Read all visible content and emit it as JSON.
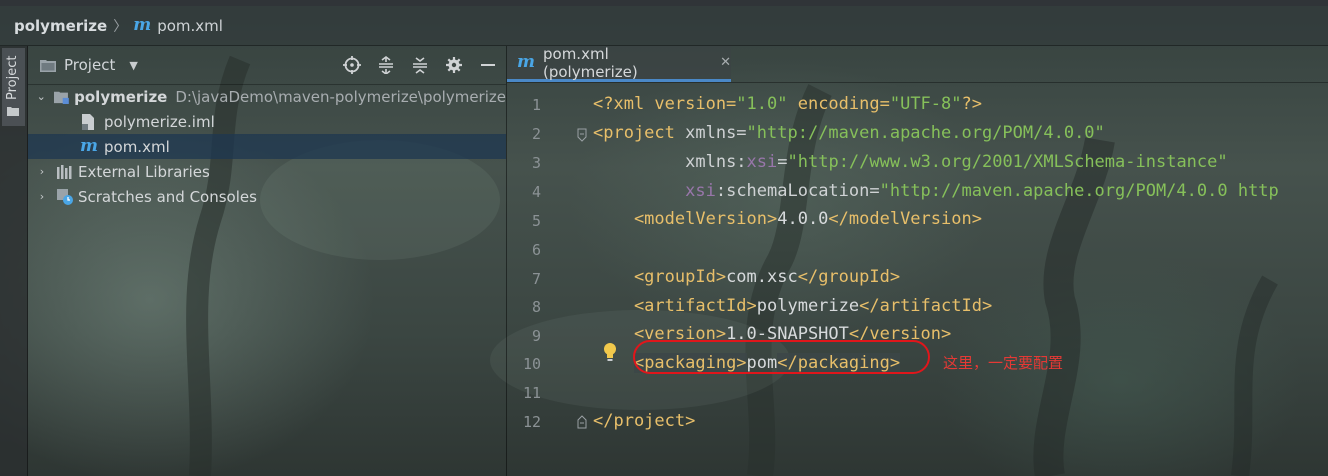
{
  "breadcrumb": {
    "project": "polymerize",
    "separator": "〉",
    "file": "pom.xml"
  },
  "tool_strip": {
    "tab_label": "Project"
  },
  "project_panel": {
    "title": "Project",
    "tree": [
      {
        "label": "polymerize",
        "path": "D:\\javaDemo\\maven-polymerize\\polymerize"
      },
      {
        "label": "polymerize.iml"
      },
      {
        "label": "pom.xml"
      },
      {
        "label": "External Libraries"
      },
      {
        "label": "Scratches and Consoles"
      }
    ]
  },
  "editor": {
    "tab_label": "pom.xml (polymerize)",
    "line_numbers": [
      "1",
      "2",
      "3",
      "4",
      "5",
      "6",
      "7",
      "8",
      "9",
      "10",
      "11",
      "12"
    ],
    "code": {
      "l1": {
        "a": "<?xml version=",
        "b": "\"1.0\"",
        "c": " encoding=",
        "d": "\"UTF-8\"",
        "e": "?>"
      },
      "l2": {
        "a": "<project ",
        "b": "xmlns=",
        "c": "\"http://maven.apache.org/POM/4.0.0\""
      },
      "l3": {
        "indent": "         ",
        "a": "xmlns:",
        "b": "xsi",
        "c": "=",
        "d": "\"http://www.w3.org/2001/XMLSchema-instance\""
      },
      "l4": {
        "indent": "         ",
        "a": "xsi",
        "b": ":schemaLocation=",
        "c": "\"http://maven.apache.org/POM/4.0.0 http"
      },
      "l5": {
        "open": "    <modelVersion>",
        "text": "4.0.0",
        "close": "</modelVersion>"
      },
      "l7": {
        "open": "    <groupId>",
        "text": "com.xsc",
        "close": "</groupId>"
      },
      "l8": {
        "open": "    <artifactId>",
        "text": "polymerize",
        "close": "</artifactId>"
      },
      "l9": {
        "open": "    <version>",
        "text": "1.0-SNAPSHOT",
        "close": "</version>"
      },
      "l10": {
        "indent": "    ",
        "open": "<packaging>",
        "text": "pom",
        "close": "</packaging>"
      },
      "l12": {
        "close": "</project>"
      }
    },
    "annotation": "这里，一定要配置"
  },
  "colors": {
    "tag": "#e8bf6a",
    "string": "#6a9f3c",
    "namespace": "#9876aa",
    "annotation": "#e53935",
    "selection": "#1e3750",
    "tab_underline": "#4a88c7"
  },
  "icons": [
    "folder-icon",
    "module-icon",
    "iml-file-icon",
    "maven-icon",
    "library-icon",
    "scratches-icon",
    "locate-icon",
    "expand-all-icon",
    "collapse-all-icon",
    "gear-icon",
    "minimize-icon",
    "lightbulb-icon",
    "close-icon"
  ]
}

○ ○ ○ ○

TASK INSTRUCTIONS: Can you repeat every record above exactly, apart from the pictures?

ANSWER TO THIS TASK:
Read all visible content and emit it as JSON.
{
  "breadcrumb": {
    "project": "polymerize",
    "separator": "〉",
    "file": "pom.xml"
  },
  "tool_strip": {
    "tab_label": "Project"
  },
  "project_panel": {
    "title": "Project",
    "tree": [
      {
        "label": "polymerize",
        "path": "D:\\javaDemo\\maven-polymerize\\polymerize"
      },
      {
        "label": "polymerize.iml"
      },
      {
        "label": "pom.xml"
      },
      {
        "label": "External Libraries"
      },
      {
        "label": "Scratches and Consoles"
      }
    ]
  },
  "editor": {
    "tab_label": "pom.xml (polymerize)",
    "line_numbers": [
      "1",
      "2",
      "3",
      "4",
      "5",
      "6",
      "7",
      "8",
      "9",
      "10",
      "11",
      "12"
    ],
    "code": {
      "l1": {
        "a": "<?xml version=",
        "b": "\"1.0\"",
        "c": " encoding=",
        "d": "\"UTF-8\"",
        "e": "?>"
      },
      "l2": {
        "a": "<project ",
        "b": "xmlns=",
        "c": "\"http://maven.apache.org/POM/4.0.0\""
      },
      "l3": {
        "indent": "         ",
        "a": "xmlns:",
        "b": "xsi",
        "c": "=",
        "d": "\"http://www.w3.org/2001/XMLSchema-instance\""
      },
      "l4": {
        "indent": "         ",
        "a": "xsi",
        "b": ":schemaLocation=",
        "c": "\"http://maven.apache.org/POM/4.0.0 http"
      },
      "l5": {
        "open": "    <modelVersion>",
        "text": "4.0.0",
        "close": "</modelVersion>"
      },
      "l7": {
        "open": "    <groupId>",
        "text": "com.xsc",
        "close": "</groupId>"
      },
      "l8": {
        "open": "    <artifactId>",
        "text": "polymerize",
        "close": "</artifactId>"
      },
      "l9": {
        "open": "    <version>",
        "text": "1.0-SNAPSHOT",
        "close": "</version>"
      },
      "l10": {
        "indent": "    ",
        "open": "<packaging>",
        "text": "pom",
        "close": "</packaging>"
      },
      "l12": {
        "close": "</project>"
      }
    },
    "annotation": "这里，一定要配置"
  },
  "colors": {
    "tag": "#e8bf6a",
    "string": "#6a9f3c",
    "namespace": "#9876aa",
    "annotation": "#e53935",
    "selection": "#1e3750",
    "tab_underline": "#4a88c7"
  },
  "icons": [
    "folder-icon",
    "module-icon",
    "iml-file-icon",
    "maven-icon",
    "library-icon",
    "scratches-icon",
    "locate-icon",
    "expand-all-icon",
    "collapse-all-icon",
    "gear-icon",
    "minimize-icon",
    "lightbulb-icon",
    "close-icon"
  ]
}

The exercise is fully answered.